## THE TASK
Each entry below is to be printed verbatim.

## DATA FOR THIS EXERCISE
-------

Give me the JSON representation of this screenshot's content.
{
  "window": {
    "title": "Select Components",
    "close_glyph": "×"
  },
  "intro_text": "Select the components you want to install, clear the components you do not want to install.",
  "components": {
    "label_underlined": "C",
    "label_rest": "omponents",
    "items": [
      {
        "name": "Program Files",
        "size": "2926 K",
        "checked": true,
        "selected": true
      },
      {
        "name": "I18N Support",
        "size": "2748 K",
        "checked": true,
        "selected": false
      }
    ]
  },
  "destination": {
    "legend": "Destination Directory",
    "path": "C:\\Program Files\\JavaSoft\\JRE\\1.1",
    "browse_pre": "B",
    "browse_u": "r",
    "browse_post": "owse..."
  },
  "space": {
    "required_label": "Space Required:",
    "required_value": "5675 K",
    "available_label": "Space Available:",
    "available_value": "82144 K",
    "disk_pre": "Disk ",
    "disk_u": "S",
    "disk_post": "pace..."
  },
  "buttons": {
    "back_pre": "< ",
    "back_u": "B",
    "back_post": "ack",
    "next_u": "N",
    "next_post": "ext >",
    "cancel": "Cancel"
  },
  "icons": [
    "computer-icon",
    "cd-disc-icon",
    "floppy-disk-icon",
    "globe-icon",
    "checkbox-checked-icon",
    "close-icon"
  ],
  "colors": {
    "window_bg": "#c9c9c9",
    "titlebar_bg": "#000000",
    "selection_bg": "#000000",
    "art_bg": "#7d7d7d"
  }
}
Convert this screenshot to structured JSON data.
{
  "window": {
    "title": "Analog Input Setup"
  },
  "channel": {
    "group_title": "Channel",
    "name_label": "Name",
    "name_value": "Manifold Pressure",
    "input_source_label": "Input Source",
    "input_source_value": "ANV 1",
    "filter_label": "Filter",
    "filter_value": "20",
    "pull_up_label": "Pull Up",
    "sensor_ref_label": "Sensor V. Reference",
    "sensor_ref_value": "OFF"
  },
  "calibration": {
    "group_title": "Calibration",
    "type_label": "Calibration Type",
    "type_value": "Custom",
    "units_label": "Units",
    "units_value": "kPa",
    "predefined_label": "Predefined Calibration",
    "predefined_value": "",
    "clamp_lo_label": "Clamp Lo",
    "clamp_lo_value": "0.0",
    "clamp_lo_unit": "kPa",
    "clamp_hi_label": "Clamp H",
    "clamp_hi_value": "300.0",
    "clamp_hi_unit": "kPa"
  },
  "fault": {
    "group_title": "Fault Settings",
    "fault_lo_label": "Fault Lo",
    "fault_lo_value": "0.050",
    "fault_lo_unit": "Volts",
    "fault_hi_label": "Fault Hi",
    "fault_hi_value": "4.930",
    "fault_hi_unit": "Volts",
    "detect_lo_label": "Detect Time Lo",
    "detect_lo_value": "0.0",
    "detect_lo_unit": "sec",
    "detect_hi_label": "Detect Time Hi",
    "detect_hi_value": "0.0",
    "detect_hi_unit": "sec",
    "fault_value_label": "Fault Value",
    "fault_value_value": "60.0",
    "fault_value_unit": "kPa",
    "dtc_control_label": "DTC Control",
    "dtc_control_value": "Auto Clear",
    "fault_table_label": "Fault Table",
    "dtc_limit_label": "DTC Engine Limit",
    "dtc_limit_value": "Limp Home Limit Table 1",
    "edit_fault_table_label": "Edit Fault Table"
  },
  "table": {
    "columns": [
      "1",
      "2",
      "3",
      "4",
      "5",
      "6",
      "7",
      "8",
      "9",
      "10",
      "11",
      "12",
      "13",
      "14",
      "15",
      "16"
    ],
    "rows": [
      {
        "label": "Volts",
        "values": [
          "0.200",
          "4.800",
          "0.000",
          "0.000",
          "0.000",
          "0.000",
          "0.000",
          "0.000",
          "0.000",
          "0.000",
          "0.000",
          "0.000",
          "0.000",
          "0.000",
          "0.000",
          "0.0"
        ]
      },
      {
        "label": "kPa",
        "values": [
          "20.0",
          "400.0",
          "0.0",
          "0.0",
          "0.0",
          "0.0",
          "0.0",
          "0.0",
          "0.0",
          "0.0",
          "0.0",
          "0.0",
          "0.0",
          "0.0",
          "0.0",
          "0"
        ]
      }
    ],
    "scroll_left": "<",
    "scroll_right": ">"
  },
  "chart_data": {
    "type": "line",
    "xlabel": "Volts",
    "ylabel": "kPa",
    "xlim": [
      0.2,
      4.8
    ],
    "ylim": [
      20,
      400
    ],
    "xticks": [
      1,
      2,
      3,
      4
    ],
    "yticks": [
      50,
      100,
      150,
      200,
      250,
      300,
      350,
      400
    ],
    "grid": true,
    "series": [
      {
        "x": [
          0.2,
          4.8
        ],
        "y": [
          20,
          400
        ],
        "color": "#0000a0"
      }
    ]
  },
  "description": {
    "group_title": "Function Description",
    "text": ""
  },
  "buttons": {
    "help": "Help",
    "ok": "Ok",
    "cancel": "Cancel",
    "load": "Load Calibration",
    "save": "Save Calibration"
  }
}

-------

## RIGHT ANSWER
Give me the JSON representation of this screenshot's content.
{
  "window": {
    "title": "Select Components",
    "close_glyph": "×"
  },
  "intro_text": "Select the components you want to install, clear the components you do not want to install.",
  "components": {
    "label_underlined": "C",
    "label_rest": "omponents",
    "items": [
      {
        "name": "Program Files",
        "size": "2926 K",
        "checked": true,
        "selected": true
      },
      {
        "name": "I18N Support",
        "size": "2748 K",
        "checked": true,
        "selected": false
      }
    ]
  },
  "destination": {
    "legend": "Destination Directory",
    "path": "C:\\Program Files\\JavaSoft\\JRE\\1.1",
    "browse_pre": "B",
    "browse_u": "r",
    "browse_post": "owse..."
  },
  "space": {
    "required_label": "Space Required:",
    "required_value": "5675 K",
    "available_label": "Space Available:",
    "available_value": "82144 K",
    "disk_pre": "Disk ",
    "disk_u": "S",
    "disk_post": "pace..."
  },
  "buttons": {
    "back_pre": "< ",
    "back_u": "B",
    "back_post": "ack",
    "next_u": "N",
    "next_post": "ext >",
    "cancel": "Cancel"
  },
  "icons": [
    "computer-icon",
    "cd-disc-icon",
    "floppy-disk-icon",
    "globe-icon",
    "checkbox-checked-icon",
    "close-icon"
  ],
  "colors": {
    "window_bg": "#c9c9c9",
    "titlebar_bg": "#000000",
    "selection_bg": "#000000",
    "art_bg": "#7d7d7d"
  }
}
Convert this screenshot to structured JSON data.
{
  "window": {
    "title": "Analog Input Setup"
  },
  "channel": {
    "group_title": "Channel",
    "name_label": "Name",
    "name_value": "Manifold Pressure",
    "input_source_label": "Input Source",
    "input_source_value": "ANV 1",
    "filter_label": "Filter",
    "filter_value": "20",
    "pull_up_label": "Pull Up",
    "sensor_ref_label": "Sensor V. Reference",
    "sensor_ref_value": "OFF"
  },
  "calibration": {
    "group_title": "Calibration",
    "type_label": "Calibration Type",
    "type_value": "Custom",
    "units_label": "Units",
    "units_value": "kPa",
    "predefined_label": "Predefined Calibration",
    "predefined_value": "",
    "clamp_lo_label": "Clamp Lo",
    "clamp_lo_value": "0.0",
    "clamp_lo_unit": "kPa",
    "clamp_hi_label": "Clamp H",
    "clamp_hi_value": "300.0",
    "clamp_hi_unit": "kPa"
  },
  "fault": {
    "group_title": "Fault Settings",
    "fault_lo_label": "Fault Lo",
    "fault_lo_value": "0.050",
    "fault_lo_unit": "Volts",
    "fault_hi_label": "Fault Hi",
    "fault_hi_value": "4.930",
    "fault_hi_unit": "Volts",
    "detect_lo_label": "Detect Time Lo",
    "detect_lo_value": "0.0",
    "detect_lo_unit": "sec",
    "detect_hi_label": "Detect Time Hi",
    "detect_hi_value": "0.0",
    "detect_hi_unit": "sec",
    "fault_value_label": "Fault Value",
    "fault_value_value": "60.0",
    "fault_value_unit": "kPa",
    "dtc_control_label": "DTC Control",
    "dtc_control_value": "Auto Clear",
    "fault_table_label": "Fault Table",
    "dtc_limit_label": "DTC Engine Limit",
    "dtc_limit_value": "Limp Home Limit Table 1",
    "edit_fault_table_label": "Edit Fault Table"
  },
  "table": {
    "columns": [
      "1",
      "2",
      "3",
      "4",
      "5",
      "6",
      "7",
      "8",
      "9",
      "10",
      "11",
      "12",
      "13",
      "14",
      "15",
      "16"
    ],
    "rows": [
      {
        "label": "Volts",
        "values": [
          "0.200",
          "4.800",
          "0.000",
          "0.000",
          "0.000",
          "0.000",
          "0.000",
          "0.000",
          "0.000",
          "0.000",
          "0.000",
          "0.000",
          "0.000",
          "0.000",
          "0.000",
          "0.0"
        ]
      },
      {
        "label": "kPa",
        "values": [
          "20.0",
          "400.0",
          "0.0",
          "0.0",
          "0.0",
          "0.0",
          "0.0",
          "0.0",
          "0.0",
          "0.0",
          "0.0",
          "0.0",
          "0.0",
          "0.0",
          "0.0",
          "0"
        ]
      }
    ],
    "scroll_left": "<",
    "scroll_right": ">"
  },
  "chart_data": {
    "type": "line",
    "xlabel": "Volts",
    "ylabel": "kPa",
    "xlim": [
      0.2,
      4.8
    ],
    "ylim": [
      20,
      400
    ],
    "xticks": [
      1,
      2,
      3,
      4
    ],
    "yticks": [
      50,
      100,
      150,
      200,
      250,
      300,
      350,
      400
    ],
    "grid": true,
    "series": [
      {
        "x": [
          0.2,
          4.8
        ],
        "y": [
          20,
          400
        ],
        "color": "#0000a0"
      }
    ]
  },
  "description": {
    "group_title": "Function Description",
    "text": ""
  },
  "buttons": {
    "help": "Help",
    "ok": "Ok",
    "cancel": "Cancel",
    "load": "Load Calibration",
    "save": "Save Calibration"
  }
}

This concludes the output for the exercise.